─── Information supplied ───

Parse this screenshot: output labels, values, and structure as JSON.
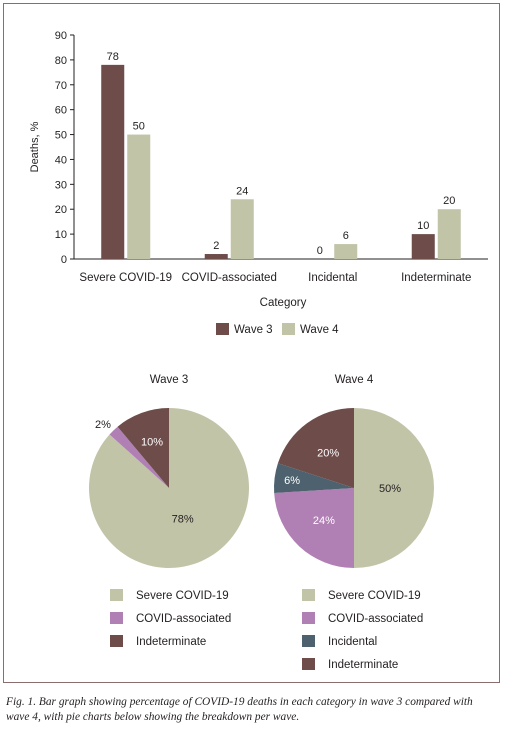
{
  "chart_data": [
    {
      "type": "bar",
      "title": "",
      "xlabel": "Category",
      "ylabel": "Deaths, %",
      "ylim": [
        0,
        90
      ],
      "yticks": [
        0,
        10,
        20,
        30,
        40,
        50,
        60,
        70,
        80,
        90
      ],
      "grid": false,
      "legend_position": "bottom",
      "categories": [
        "Severe COVID-19",
        "COVID-associated",
        "Incidental",
        "Indeterminate"
      ],
      "series": [
        {
          "name": "Wave 3",
          "color": "#6d4c4a",
          "values": [
            78,
            2,
            0,
            10
          ]
        },
        {
          "name": "Wave 4",
          "color": "#c2c4a8",
          "values": [
            50,
            24,
            6,
            20
          ]
        }
      ]
    },
    {
      "type": "pie",
      "title": "Wave 3",
      "slices": [
        {
          "label": "Severe COVID-19",
          "value": 78,
          "display": "78%",
          "color": "#c2c4a8",
          "text_color": "#231f20"
        },
        {
          "label": "COVID-associated",
          "value": 2,
          "display": "2%",
          "color": "#b07fb4",
          "text_color": "#231f20"
        },
        {
          "label": "Indeterminate",
          "value": 10,
          "display": "10%",
          "color": "#6d4c4a",
          "text_color": "#ffffff"
        }
      ],
      "legend_position": "bottom",
      "legend": [
        "Severe COVID-19",
        "COVID-associated",
        "Indeterminate"
      ]
    },
    {
      "type": "pie",
      "title": "Wave 4",
      "slices": [
        {
          "label": "Severe COVID-19",
          "value": 50,
          "display": "50%",
          "color": "#c2c4a8",
          "text_color": "#231f20"
        },
        {
          "label": "COVID-associated",
          "value": 24,
          "display": "24%",
          "color": "#b07fb4",
          "text_color": "#ffffff"
        },
        {
          "label": "Incidental",
          "value": 6,
          "display": "6%",
          "color": "#4d626e",
          "text_color": "#ffffff"
        },
        {
          "label": "Indeterminate",
          "value": 20,
          "display": "20%",
          "color": "#6d4c4a",
          "text_color": "#ffffff"
        }
      ],
      "legend_position": "bottom",
      "legend": [
        "Severe COVID-19",
        "COVID-associated",
        "Incidental",
        "Indeterminate"
      ]
    }
  ],
  "caption": "Fig. 1. Bar graph showing percentage of COVID-19 deaths in each category in wave 3 compared with wave 4, with pie charts below showing the breakdown per wave."
}
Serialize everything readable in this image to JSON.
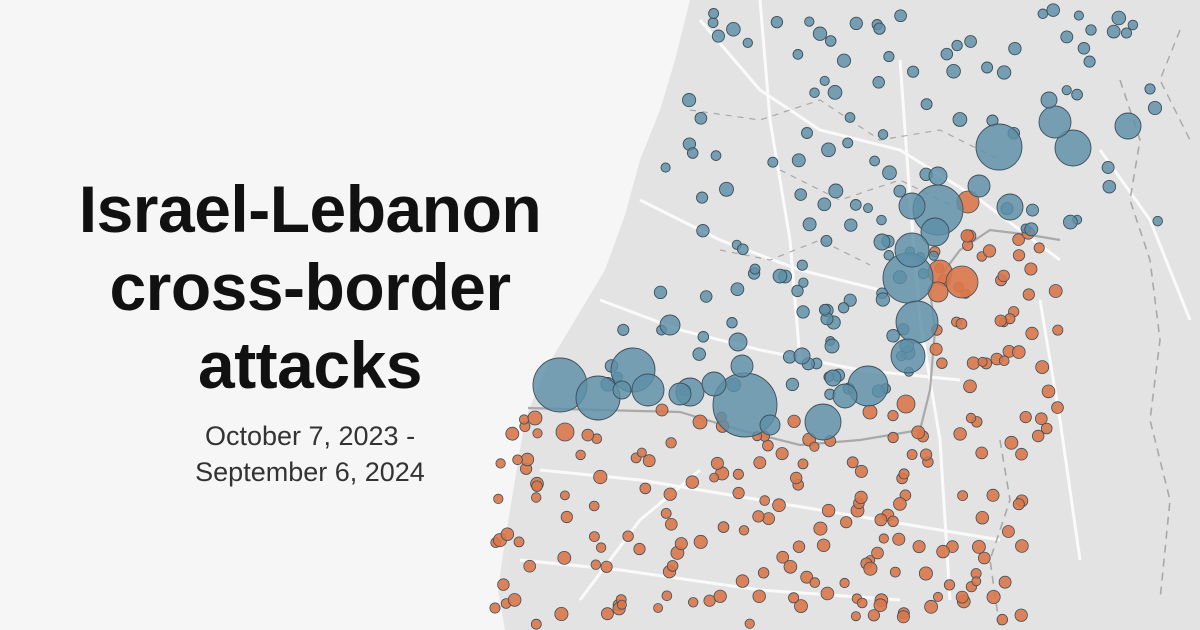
{
  "header": {
    "title_lines": [
      "Israel-Lebanon",
      "cross-border",
      "attacks"
    ],
    "date_range_lines": [
      "October 7, 2023 -",
      "September 6, 2024"
    ]
  },
  "map": {
    "colors": {
      "background": "#f6f6f6",
      "land": "#e3e3e3",
      "roads": "#fafafa",
      "border": "#9a9a9a",
      "attacks_in_lebanon": "#5d8fa8",
      "attacks_in_israel": "#d9774a",
      "marker_stroke": "#3d4f5a"
    }
  }
}
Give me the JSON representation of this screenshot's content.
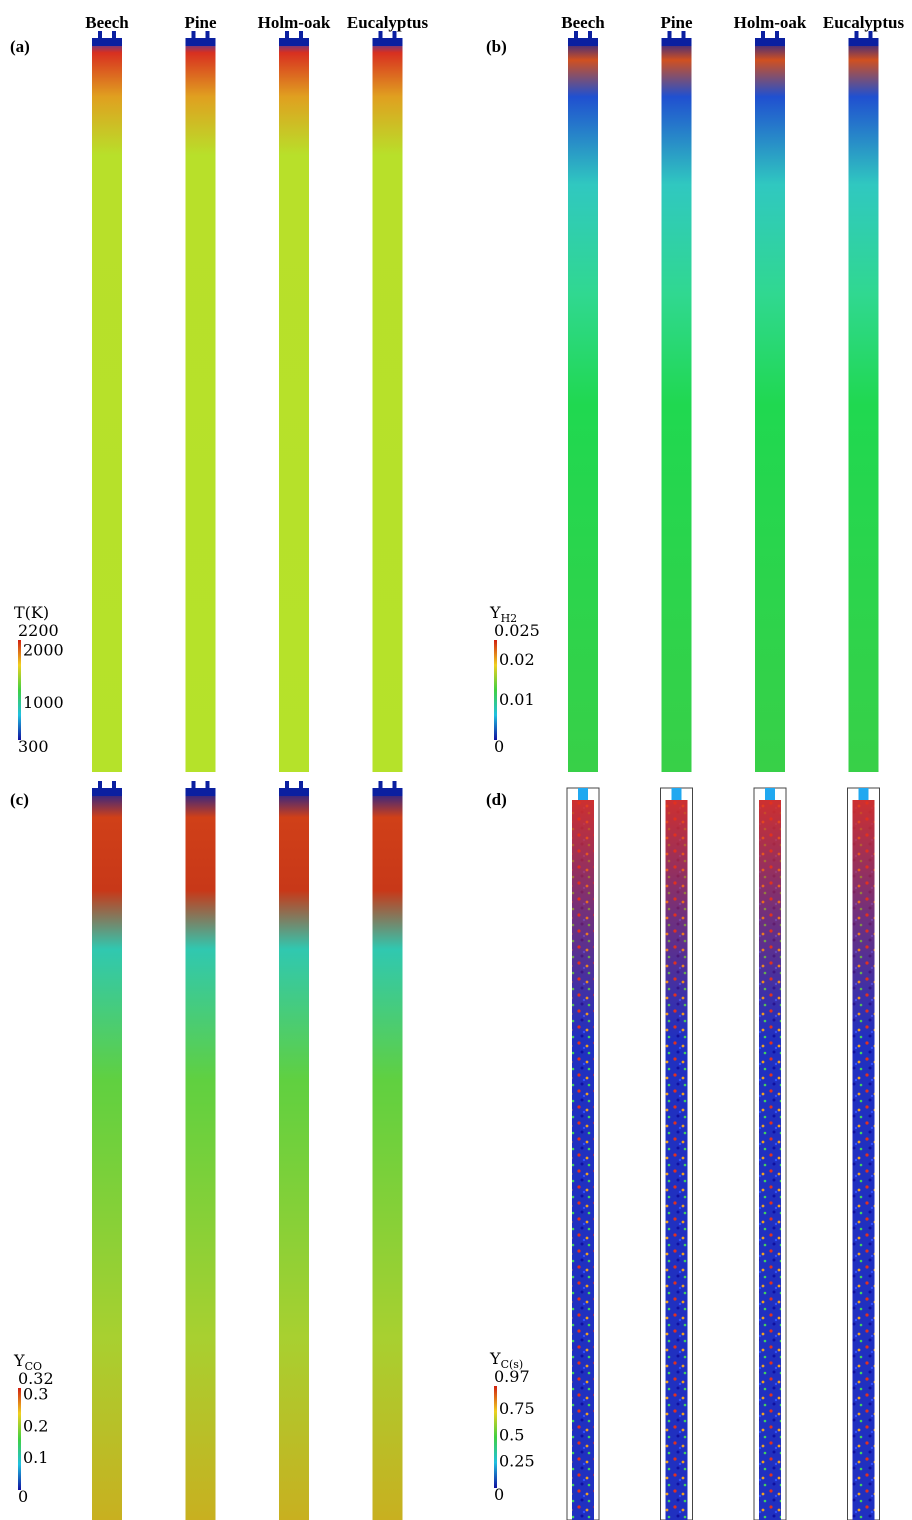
{
  "panels": [
    {
      "label": "(a)",
      "columns": [
        "Beech",
        "Pine",
        "Holm-oak",
        "Eucalyptus"
      ],
      "colorbar": {
        "title": "T(K)",
        "ticks": [
          2200,
          2000,
          1000,
          300
        ]
      }
    },
    {
      "label": "(b)",
      "columns": [
        "Beech",
        "Pine",
        "Holm-oak",
        "Eucalyptus"
      ],
      "colorbar": {
        "title": "Y",
        "title_sub": "H2",
        "ticks": [
          0.025,
          0.02,
          0.01,
          0
        ]
      }
    },
    {
      "label": "(c)",
      "colorbar": {
        "title": "Y",
        "title_sub": "CO",
        "ticks": [
          0.32,
          0.3,
          0.2,
          0.1,
          0
        ]
      }
    },
    {
      "label": "(d)",
      "colorbar": {
        "title": "Y",
        "title_sub": "C(s)",
        "ticks": [
          0.97,
          0.75,
          0.5,
          0.25,
          0
        ]
      }
    }
  ]
}
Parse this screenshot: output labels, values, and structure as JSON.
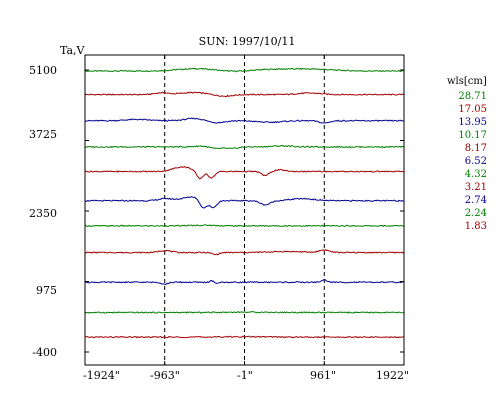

───

**Exercise aim:**
Where a line of the entries contains the word "display", copy that line.

**Exercise result:**
          "display": "78%",
          "display": "2%",
          "display": "10%",
          "display": "50%",
          "display": "24%",
          "display": "6%",
          "display": "20%",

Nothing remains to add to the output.